EXERCISE GOAL.
What lines of the data hold the string "color"? Pull each one out.

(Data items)
start
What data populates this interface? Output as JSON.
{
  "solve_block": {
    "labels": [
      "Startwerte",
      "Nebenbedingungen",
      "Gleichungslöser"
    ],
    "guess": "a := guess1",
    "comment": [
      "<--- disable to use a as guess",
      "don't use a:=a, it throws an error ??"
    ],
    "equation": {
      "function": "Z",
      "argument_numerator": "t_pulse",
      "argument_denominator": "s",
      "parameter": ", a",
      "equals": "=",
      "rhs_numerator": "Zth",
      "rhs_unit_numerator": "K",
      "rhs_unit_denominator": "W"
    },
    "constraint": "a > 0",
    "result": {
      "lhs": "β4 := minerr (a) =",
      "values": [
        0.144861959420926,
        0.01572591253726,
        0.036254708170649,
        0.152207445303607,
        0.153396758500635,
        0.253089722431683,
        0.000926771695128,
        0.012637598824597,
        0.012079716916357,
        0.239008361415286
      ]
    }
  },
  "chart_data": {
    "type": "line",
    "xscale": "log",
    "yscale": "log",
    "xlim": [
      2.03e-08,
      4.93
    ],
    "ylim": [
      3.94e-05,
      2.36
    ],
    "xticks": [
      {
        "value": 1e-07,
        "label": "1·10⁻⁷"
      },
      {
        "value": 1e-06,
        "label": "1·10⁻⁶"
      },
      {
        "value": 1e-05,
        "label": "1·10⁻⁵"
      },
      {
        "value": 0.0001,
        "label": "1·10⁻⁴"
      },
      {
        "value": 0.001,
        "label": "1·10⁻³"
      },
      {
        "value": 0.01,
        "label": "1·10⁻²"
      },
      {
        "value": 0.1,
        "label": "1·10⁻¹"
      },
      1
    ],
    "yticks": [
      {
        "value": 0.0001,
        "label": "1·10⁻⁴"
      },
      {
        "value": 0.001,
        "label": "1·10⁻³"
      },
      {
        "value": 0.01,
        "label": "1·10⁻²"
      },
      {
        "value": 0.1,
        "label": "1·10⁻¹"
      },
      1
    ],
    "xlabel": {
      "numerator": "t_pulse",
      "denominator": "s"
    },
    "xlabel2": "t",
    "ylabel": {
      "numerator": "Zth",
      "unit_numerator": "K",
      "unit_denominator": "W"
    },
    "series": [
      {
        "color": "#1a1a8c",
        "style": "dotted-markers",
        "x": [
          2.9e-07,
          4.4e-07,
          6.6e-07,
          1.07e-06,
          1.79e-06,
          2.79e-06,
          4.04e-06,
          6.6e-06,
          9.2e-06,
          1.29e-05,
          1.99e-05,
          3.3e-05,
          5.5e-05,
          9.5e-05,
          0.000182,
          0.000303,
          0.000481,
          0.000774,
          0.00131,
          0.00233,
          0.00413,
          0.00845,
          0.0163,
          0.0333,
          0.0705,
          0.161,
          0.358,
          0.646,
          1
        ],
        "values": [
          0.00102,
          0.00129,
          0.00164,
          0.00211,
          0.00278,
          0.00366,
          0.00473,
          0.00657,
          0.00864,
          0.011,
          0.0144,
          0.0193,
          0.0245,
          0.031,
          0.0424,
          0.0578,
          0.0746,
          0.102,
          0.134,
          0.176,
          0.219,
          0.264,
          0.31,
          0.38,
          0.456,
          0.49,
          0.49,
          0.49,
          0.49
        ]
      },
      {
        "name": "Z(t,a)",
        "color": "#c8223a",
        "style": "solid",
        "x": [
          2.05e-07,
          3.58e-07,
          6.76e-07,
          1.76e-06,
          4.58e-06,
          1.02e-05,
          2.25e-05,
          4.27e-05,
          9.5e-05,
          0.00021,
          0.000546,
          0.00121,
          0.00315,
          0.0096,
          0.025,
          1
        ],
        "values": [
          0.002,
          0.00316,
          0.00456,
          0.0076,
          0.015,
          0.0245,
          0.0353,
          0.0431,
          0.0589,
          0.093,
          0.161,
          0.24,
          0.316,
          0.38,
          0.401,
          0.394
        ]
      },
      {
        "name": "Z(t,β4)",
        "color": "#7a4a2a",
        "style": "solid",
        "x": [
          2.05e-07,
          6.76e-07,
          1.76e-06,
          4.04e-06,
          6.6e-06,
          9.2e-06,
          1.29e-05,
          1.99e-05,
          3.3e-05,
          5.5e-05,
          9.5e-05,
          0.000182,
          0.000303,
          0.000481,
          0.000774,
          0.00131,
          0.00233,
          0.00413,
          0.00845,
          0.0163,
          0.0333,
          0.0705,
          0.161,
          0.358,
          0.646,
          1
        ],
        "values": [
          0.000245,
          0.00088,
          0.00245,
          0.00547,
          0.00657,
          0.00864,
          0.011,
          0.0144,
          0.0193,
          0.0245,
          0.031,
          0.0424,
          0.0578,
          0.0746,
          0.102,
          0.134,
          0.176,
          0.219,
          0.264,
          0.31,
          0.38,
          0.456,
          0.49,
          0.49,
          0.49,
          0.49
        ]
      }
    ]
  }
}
end
SOLUTION TO THIS EXERCISE.
        "color": "#1a1a8c",
        "color": "#c8223a",
        "color": "#7a4a2a",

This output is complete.